TASK TO COMPLETE:
Below are some records. Copy every line in them that holds "videoconferencing".

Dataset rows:

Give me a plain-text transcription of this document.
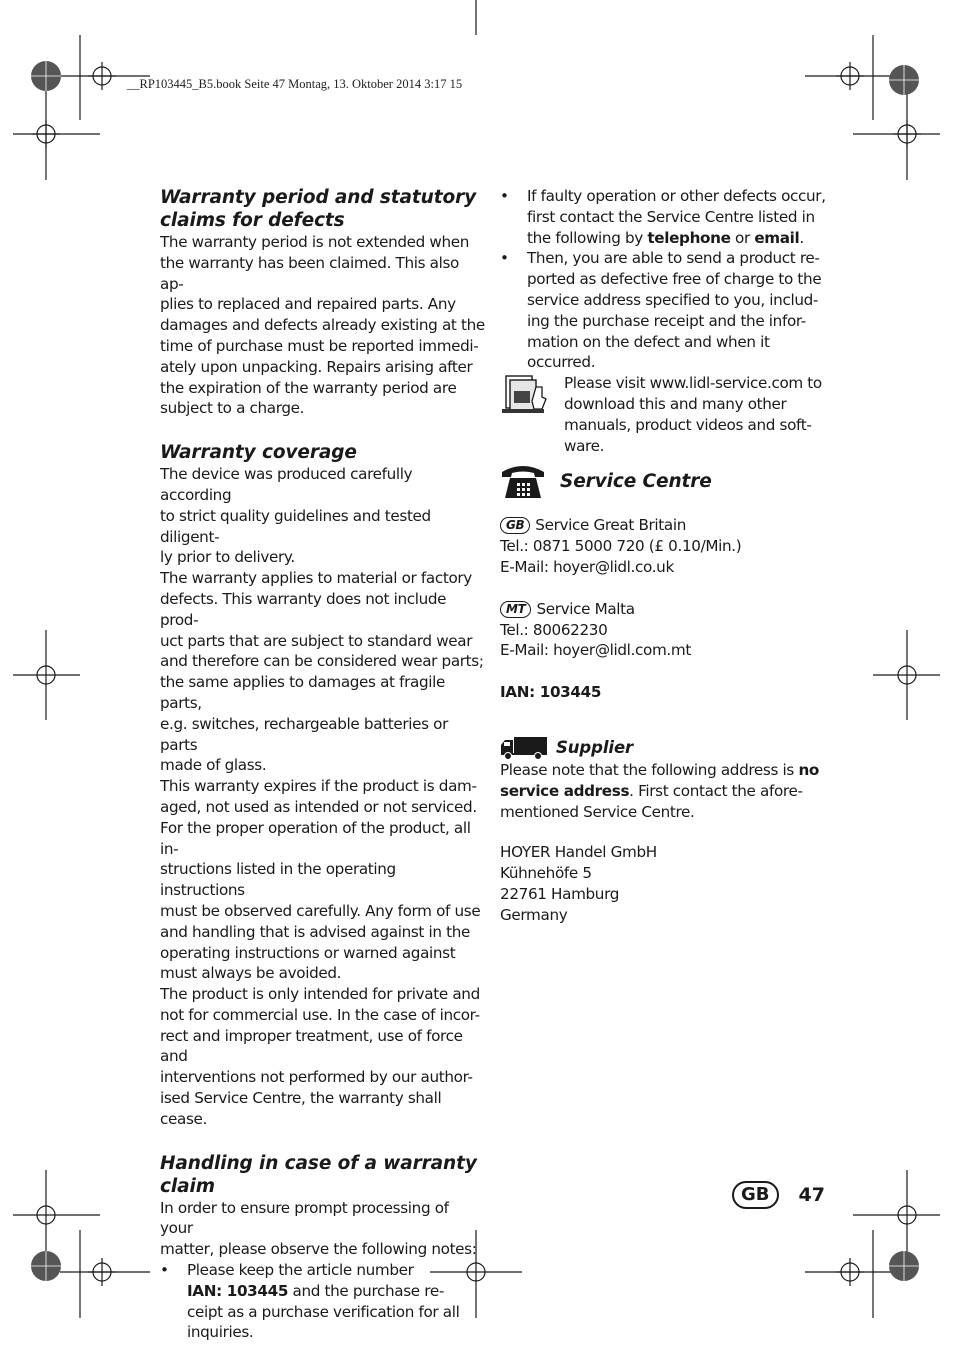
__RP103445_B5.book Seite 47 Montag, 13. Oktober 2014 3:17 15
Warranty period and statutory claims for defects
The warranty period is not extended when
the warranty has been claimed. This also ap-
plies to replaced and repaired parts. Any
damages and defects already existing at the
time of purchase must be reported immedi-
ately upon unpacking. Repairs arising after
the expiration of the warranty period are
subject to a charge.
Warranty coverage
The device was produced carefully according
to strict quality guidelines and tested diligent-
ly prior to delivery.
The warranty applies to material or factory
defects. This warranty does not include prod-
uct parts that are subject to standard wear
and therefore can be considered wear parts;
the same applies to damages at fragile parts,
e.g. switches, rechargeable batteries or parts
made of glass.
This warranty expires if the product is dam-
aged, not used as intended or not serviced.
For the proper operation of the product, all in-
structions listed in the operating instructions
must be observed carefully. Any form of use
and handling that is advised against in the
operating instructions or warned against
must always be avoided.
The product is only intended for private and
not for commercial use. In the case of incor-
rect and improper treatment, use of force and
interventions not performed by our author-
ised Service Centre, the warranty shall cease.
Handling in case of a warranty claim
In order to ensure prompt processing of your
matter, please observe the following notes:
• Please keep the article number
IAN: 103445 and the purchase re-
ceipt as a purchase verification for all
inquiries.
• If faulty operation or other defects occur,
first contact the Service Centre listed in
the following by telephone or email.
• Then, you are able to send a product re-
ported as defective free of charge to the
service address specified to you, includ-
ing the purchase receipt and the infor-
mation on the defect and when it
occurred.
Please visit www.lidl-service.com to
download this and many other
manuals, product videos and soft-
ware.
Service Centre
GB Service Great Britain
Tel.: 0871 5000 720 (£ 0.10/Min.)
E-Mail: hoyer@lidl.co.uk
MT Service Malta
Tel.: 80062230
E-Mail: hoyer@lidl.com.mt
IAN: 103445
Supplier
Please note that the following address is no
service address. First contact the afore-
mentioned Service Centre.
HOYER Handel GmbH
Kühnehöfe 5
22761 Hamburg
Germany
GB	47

* * *

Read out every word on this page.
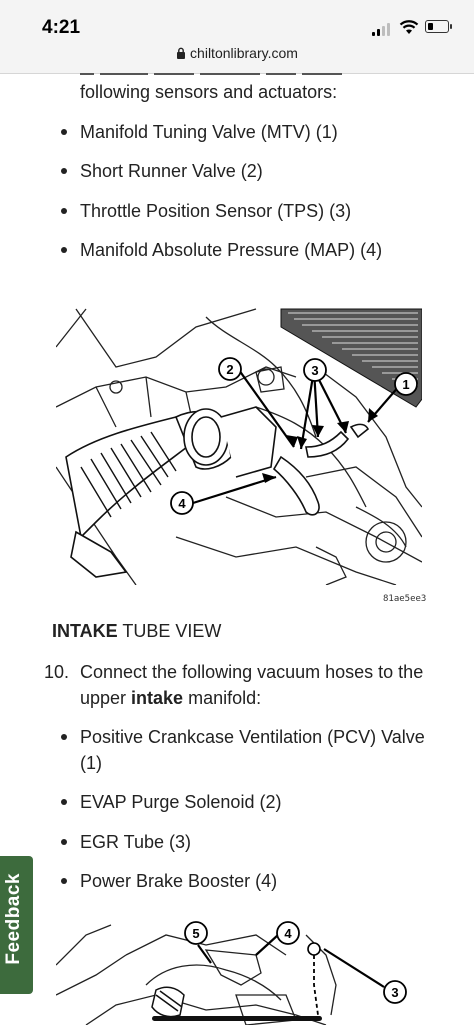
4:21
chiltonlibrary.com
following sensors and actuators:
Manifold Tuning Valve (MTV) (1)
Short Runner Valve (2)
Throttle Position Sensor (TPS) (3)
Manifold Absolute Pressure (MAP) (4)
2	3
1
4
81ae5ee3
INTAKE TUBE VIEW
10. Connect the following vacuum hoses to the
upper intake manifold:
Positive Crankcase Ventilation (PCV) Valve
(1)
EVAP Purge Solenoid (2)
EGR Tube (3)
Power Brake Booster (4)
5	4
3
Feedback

==

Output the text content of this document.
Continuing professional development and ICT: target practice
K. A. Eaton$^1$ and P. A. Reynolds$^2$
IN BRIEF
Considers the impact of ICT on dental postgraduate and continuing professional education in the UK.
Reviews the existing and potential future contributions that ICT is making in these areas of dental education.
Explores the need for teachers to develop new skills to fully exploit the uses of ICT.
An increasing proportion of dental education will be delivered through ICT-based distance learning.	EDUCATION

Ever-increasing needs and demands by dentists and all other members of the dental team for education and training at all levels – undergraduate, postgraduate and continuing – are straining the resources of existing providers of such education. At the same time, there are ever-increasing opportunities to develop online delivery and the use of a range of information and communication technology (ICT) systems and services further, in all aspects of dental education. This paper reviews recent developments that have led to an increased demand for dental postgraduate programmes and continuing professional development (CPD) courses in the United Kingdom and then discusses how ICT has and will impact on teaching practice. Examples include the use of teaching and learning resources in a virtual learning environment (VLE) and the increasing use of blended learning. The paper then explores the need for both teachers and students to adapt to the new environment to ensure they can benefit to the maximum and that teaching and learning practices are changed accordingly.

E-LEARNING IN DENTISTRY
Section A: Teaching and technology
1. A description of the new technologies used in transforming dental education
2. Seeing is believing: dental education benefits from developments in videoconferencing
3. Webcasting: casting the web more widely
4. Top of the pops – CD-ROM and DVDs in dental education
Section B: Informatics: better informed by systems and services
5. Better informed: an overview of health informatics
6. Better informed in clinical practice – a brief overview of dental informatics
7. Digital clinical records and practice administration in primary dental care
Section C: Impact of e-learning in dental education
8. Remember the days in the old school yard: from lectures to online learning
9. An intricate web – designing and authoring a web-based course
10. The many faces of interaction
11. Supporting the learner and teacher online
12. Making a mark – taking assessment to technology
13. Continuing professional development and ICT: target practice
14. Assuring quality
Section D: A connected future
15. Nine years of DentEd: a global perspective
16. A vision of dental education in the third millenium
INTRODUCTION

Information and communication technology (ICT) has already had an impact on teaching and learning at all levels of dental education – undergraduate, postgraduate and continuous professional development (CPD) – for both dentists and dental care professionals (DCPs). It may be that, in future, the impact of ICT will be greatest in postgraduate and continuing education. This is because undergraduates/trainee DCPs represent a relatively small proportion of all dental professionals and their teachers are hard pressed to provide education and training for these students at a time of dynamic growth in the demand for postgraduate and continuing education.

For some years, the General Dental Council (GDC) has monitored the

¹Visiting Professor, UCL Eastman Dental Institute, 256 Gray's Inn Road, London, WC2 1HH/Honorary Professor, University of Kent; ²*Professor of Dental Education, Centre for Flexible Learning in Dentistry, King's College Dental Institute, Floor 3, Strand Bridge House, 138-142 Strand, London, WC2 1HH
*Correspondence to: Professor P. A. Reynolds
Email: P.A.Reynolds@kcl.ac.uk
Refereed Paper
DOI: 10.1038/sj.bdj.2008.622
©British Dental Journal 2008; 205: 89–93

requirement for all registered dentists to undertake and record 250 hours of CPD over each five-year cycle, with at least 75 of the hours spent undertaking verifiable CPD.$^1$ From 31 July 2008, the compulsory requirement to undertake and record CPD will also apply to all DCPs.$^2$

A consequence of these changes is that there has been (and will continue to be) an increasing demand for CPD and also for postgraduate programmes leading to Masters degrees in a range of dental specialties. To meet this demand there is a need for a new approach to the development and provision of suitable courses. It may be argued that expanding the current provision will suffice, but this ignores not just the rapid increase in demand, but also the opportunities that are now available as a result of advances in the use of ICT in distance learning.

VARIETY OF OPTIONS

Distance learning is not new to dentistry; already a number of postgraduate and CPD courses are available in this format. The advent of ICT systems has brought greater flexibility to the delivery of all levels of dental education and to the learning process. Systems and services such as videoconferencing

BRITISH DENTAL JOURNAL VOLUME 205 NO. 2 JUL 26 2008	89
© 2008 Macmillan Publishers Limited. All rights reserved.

REPLY:
2. Seeing is believing: dental education benefits from developments in videoconferencing
Distance learning is not new to dentistry; already a number of postgraduate and CPD courses are available in this format. The advent of ICT systems has brought greater flexibility to the delivery of all levels of dental education and to the learning process. Systems and services such as videoconferencing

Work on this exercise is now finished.